Report the total number of lines that include the string "оператора", without any other text.
--- begin RECORDS SUPPLIED ---
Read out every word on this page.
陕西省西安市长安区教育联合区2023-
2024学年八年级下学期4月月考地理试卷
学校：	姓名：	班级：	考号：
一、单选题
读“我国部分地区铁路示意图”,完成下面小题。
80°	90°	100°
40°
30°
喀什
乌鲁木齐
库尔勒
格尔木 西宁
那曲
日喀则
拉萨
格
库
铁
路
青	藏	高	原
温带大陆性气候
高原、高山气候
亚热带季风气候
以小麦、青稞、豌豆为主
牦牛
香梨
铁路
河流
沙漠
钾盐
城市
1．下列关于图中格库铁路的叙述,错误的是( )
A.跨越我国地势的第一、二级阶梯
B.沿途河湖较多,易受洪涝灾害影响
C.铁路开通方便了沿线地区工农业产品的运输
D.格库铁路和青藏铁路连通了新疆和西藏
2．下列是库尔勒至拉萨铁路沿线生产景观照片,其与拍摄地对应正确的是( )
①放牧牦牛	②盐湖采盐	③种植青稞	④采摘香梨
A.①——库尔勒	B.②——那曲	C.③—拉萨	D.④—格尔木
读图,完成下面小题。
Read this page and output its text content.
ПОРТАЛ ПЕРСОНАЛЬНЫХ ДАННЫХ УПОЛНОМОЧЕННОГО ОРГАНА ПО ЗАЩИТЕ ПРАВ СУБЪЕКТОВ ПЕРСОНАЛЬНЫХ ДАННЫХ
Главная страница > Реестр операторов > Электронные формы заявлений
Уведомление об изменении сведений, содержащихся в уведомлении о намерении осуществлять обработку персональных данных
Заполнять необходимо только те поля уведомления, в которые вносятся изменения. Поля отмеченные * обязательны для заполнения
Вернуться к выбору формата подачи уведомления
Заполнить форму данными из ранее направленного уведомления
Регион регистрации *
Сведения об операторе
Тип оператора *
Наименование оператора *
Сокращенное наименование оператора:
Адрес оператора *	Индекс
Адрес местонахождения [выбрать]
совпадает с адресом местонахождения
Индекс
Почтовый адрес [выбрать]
--- end RECORDS SUPPLIED ---
= OUTPUT OF THE TASK =
4